- Data to use -
::::

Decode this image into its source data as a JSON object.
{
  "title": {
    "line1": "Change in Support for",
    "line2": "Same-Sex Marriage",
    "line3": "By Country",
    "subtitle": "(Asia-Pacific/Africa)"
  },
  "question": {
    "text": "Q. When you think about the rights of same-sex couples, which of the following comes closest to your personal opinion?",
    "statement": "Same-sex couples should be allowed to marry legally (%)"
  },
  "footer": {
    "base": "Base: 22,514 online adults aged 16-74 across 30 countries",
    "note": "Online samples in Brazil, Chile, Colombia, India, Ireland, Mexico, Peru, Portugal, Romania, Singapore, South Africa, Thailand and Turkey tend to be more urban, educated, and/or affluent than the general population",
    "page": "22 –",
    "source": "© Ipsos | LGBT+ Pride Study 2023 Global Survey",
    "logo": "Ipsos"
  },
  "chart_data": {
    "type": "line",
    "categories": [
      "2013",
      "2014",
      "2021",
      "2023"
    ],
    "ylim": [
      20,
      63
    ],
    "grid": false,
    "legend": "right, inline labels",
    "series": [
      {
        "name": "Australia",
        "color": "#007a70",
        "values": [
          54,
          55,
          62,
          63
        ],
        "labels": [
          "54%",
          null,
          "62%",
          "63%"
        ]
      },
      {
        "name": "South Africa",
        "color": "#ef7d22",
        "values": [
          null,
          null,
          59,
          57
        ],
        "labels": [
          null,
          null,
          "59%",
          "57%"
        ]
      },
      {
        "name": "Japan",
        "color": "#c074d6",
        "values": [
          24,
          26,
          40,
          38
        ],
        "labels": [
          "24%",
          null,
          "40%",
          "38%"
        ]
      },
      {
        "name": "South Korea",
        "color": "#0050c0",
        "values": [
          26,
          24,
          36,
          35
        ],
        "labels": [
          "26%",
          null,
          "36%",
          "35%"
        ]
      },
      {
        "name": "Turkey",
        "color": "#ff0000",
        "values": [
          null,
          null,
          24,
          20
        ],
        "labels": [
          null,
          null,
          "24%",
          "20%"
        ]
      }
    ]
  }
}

::::

- Stated exercise -
Scan the material above for the string "name" and return the lines that hold it.

- Worked answer -
        "name": "Australia",
        "name": "South Africa",
        "name": "Japan",
        "name": "South Korea",
        "name": "Turkey",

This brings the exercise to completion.